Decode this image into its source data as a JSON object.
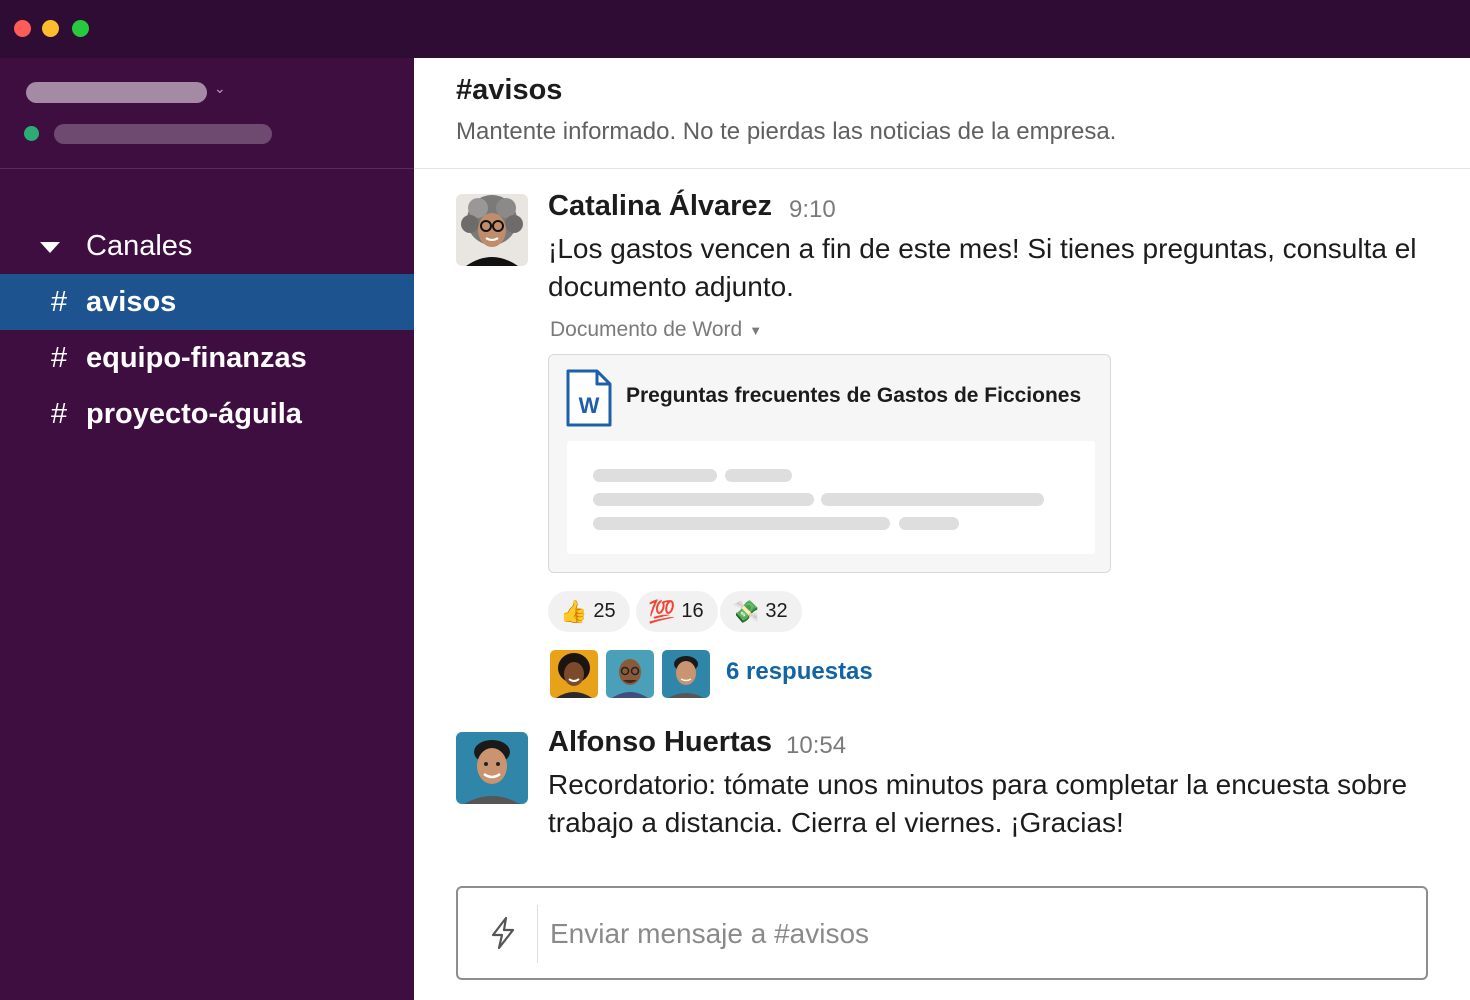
{
  "window": {
    "controls": [
      "close",
      "minimize",
      "maximize"
    ]
  },
  "sidebar": {
    "section_label": "Canales",
    "channels": [
      {
        "hash": "#",
        "name": "avisos",
        "active": true
      },
      {
        "hash": "#",
        "name": "equipo-finanzas",
        "active": false
      },
      {
        "hash": "#",
        "name": "proyecto-águila",
        "active": false
      }
    ]
  },
  "channel": {
    "title": "#avisos",
    "topic": "Mantente informado. No te pierdas las noticias de la empresa."
  },
  "messages": [
    {
      "author": "Catalina Álvarez",
      "time": "9:10",
      "text": "¡Los gastos vencen a fin de este mes! Si tienes preguntas, consulta el documento adjunto.",
      "attachment": {
        "type_label": "Documento de Word",
        "icon_letter": "W",
        "title": "Preguntas frecuentes de Gastos de Ficciones"
      },
      "reactions": [
        {
          "emoji": "👍",
          "count": "25"
        },
        {
          "emoji": "💯",
          "count": "16"
        },
        {
          "emoji": "💸",
          "count": "32"
        }
      ],
      "replies_label": "6 respuestas"
    },
    {
      "author": "Alfonso Huertas",
      "time": "10:54",
      "text": "Recordatorio: tómate unos minutos para completar la encuesta sobre trabajo a distancia. Cierra el viernes. ¡Gracias!"
    }
  ],
  "composer": {
    "placeholder": "Enviar mensaje a #avisos"
  },
  "colors": {
    "titlebar": "#2e0c33",
    "sidebar": "#3f0e40",
    "active_channel": "#1d5490",
    "link": "#1264a3",
    "presence": "#2bac76"
  }
}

------------------------

What the exercise asks
None of the pictures should appear; repeat the records exactly otherwise.

In response
Decode this image into its source data as a JSON object.
{
  "window": {
    "controls": [
      "close",
      "minimize",
      "maximize"
    ]
  },
  "sidebar": {
    "section_label": "Canales",
    "channels": [
      {
        "hash": "#",
        "name": "avisos",
        "active": true
      },
      {
        "hash": "#",
        "name": "equipo-finanzas",
        "active": false
      },
      {
        "hash": "#",
        "name": "proyecto-águila",
        "active": false
      }
    ]
  },
  "channel": {
    "title": "#avisos",
    "topic": "Mantente informado. No te pierdas las noticias de la empresa."
  },
  "messages": [
    {
      "author": "Catalina Álvarez",
      "time": "9:10",
      "text": "¡Los gastos vencen a fin de este mes! Si tienes preguntas, consulta el documento adjunto.",
      "attachment": {
        "type_label": "Documento de Word",
        "icon_letter": "W",
        "title": "Preguntas frecuentes de Gastos de Ficciones"
      },
      "reactions": [
        {
          "emoji": "👍",
          "count": "25"
        },
        {
          "emoji": "💯",
          "count": "16"
        },
        {
          "emoji": "💸",
          "count": "32"
        }
      ],
      "replies_label": "6 respuestas"
    },
    {
      "author": "Alfonso Huertas",
      "time": "10:54",
      "text": "Recordatorio: tómate unos minutos para completar la encuesta sobre trabajo a distancia. Cierra el viernes. ¡Gracias!"
    }
  ],
  "composer": {
    "placeholder": "Enviar mensaje a #avisos"
  },
  "colors": {
    "titlebar": "#2e0c33",
    "sidebar": "#3f0e40",
    "active_channel": "#1d5490",
    "link": "#1264a3",
    "presence": "#2bac76"
  }
}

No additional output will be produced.